Copy out the entries in full and with complete accuracy; pictures are excluded.

Data records:
-------------------------

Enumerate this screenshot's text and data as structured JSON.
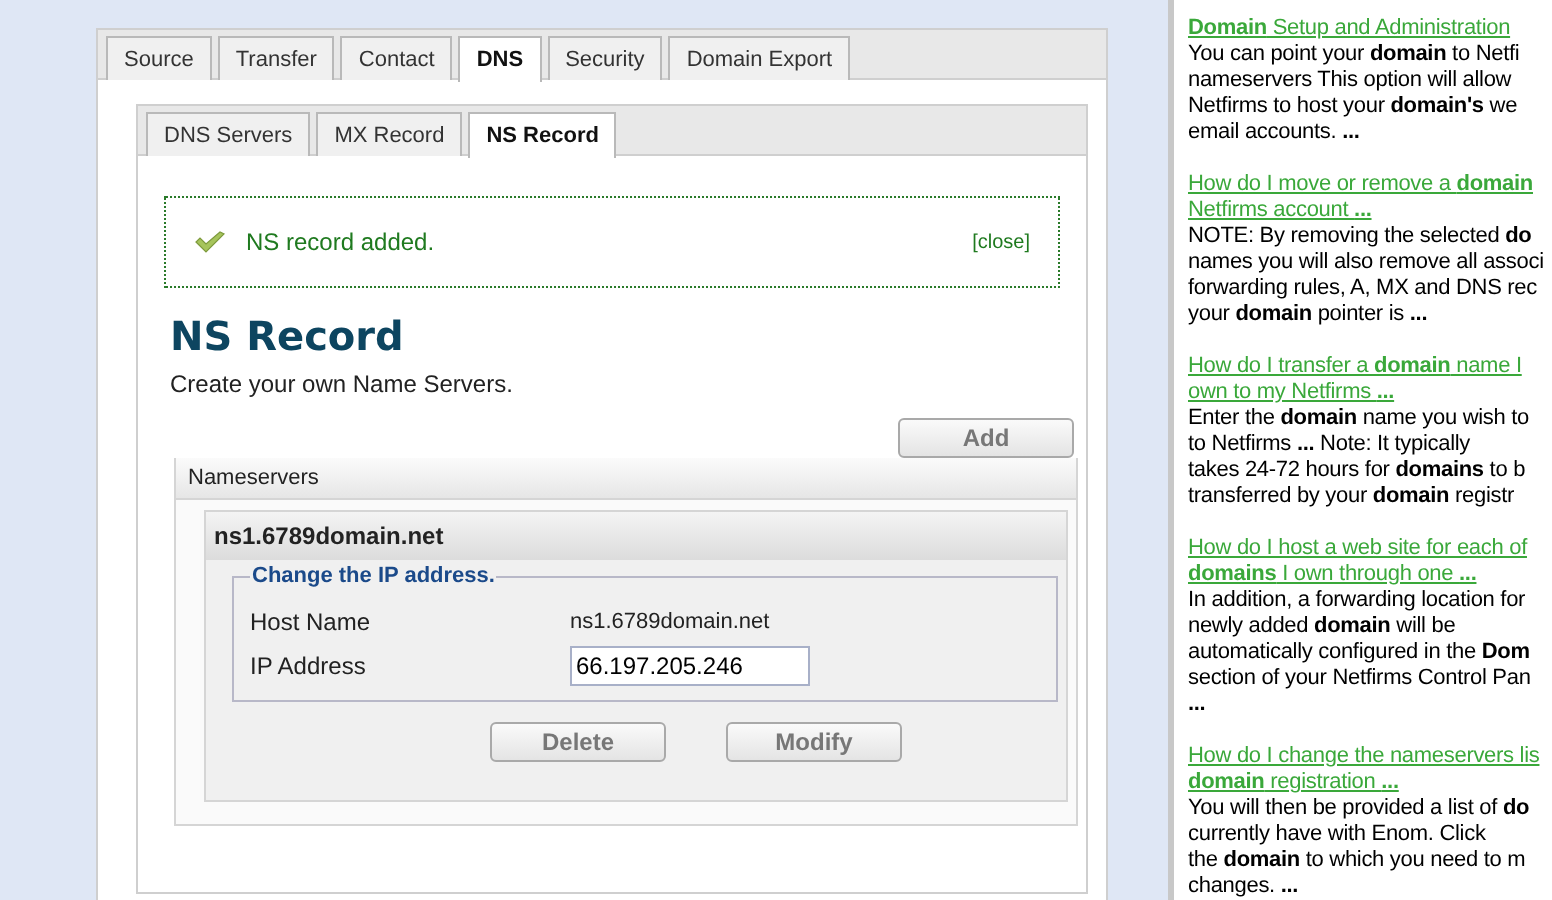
{
  "tabs": [
    {
      "label": "Source",
      "selected": false
    },
    {
      "label": "Transfer",
      "selected": false
    },
    {
      "label": "Contact",
      "selected": false
    },
    {
      "label": "DNS",
      "selected": true
    },
    {
      "label": "Security",
      "selected": false
    },
    {
      "label": "Domain Export",
      "selected": false
    }
  ],
  "subtabs": [
    {
      "label": "DNS Servers",
      "selected": false
    },
    {
      "label": "MX Record",
      "selected": false
    },
    {
      "label": "NS Record",
      "selected": true
    }
  ],
  "message": {
    "text": "NS record added.",
    "close": "[close]"
  },
  "heading": "NS Record",
  "subtitle": "Create your own Name Servers.",
  "add_button": "Add",
  "nameservers": {
    "title": "Nameservers",
    "records": [
      {
        "name": "ns1.6789domain.net",
        "legend": "Change the IP address.",
        "host_label": "Host Name",
        "host_value": "ns1.6789domain.net",
        "ip_label": "IP Address",
        "ip_value": "66.197.205.246",
        "buttons": [
          "Delete",
          "Modify"
        ]
      }
    ]
  },
  "results": [
    {
      "title_lines": [
        "**Domain** Setup and Administration"
      ],
      "body_lines": [
        "You can point your **domain** to Netfi",
        "nameservers This option will allow",
        "Netfirms to host your **domain's** we",
        "email accounts. **...**"
      ]
    },
    {
      "title_lines": [
        "How do I move or remove a **domain**",
        "Netfirms account **...**"
      ],
      "body_lines": [
        "NOTE: By removing the selected **do**",
        "names you will also remove all associ",
        "forwarding rules, A, MX and DNS rec",
        "your **domain** pointer is **...**"
      ]
    },
    {
      "title_lines": [
        "How do I transfer a **domain** name I",
        "own to my Netfirms **...**"
      ],
      "body_lines": [
        "Enter the **domain** name you wish to",
        "to Netfirms **...** Note: It typically",
        "takes 24-72 hours for **domains** to b",
        "transferred by your **domain** registr"
      ]
    },
    {
      "title_lines": [
        "How do I host a web site for each of",
        "**domains** I own through one **...**"
      ],
      "body_lines": [
        "In addition, a forwarding location for",
        "newly added **domain** will be",
        "automatically configured in the **Dom**",
        "section of your Netfirms Control Pan",
        "**...**"
      ]
    },
    {
      "title_lines": [
        "How do I change the nameservers lis",
        "**domain** registration **...**"
      ],
      "body_lines": [
        "You will then be provided a list of **do**",
        "currently have with Enom. Click",
        "the **domain** to which you need to m",
        "changes. **...**"
      ]
    }
  ]
}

-------------------------

Solution for this exercise:
Enumerate this screenshot's text and data as structured JSON.
{
  "tabs": [
    {
      "label": "Source",
      "selected": false
    },
    {
      "label": "Transfer",
      "selected": false
    },
    {
      "label": "Contact",
      "selected": false
    },
    {
      "label": "DNS",
      "selected": true
    },
    {
      "label": "Security",
      "selected": false
    },
    {
      "label": "Domain Export",
      "selected": false
    }
  ],
  "subtabs": [
    {
      "label": "DNS Servers",
      "selected": false
    },
    {
      "label": "MX Record",
      "selected": false
    },
    {
      "label": "NS Record",
      "selected": true
    }
  ],
  "message": {
    "text": "NS record added.",
    "close": "[close]"
  },
  "heading": "NS Record",
  "subtitle": "Create your own Name Servers.",
  "add_button": "Add",
  "nameservers": {
    "title": "Nameservers",
    "records": [
      {
        "name": "ns1.6789domain.net",
        "legend": "Change the IP address.",
        "host_label": "Host Name",
        "host_value": "ns1.6789domain.net",
        "ip_label": "IP Address",
        "ip_value": "66.197.205.246",
        "buttons": [
          "Delete",
          "Modify"
        ]
      }
    ]
  },
  "results": [
    {
      "title_lines": [
        "**Domain** Setup and Administration"
      ],
      "body_lines": [
        "You can point your **domain** to Netfi",
        "nameservers This option will allow",
        "Netfirms to host your **domain's** we",
        "email accounts. **...**"
      ]
    },
    {
      "title_lines": [
        "How do I move or remove a **domain**",
        "Netfirms account **...**"
      ],
      "body_lines": [
        "NOTE: By removing the selected **do**",
        "names you will also remove all associ",
        "forwarding rules, A, MX and DNS rec",
        "your **domain** pointer is **...**"
      ]
    },
    {
      "title_lines": [
        "How do I transfer a **domain** name I",
        "own to my Netfirms **...**"
      ],
      "body_lines": [
        "Enter the **domain** name you wish to",
        "to Netfirms **...** Note: It typically",
        "takes 24-72 hours for **domains** to b",
        "transferred by your **domain** registr"
      ]
    },
    {
      "title_lines": [
        "How do I host a web site for each of",
        "**domains** I own through one **...**"
      ],
      "body_lines": [
        "In addition, a forwarding location for",
        "newly added **domain** will be",
        "automatically configured in the **Dom**",
        "section of your Netfirms Control Pan",
        "**...**"
      ]
    },
    {
      "title_lines": [
        "How do I change the nameservers lis",
        "**domain** registration **...**"
      ],
      "body_lines": [
        "You will then be provided a list of **do**",
        "currently have with Enom. Click",
        "the **domain** to which you need to m",
        "changes. **...**"
      ]
    }
  ]
}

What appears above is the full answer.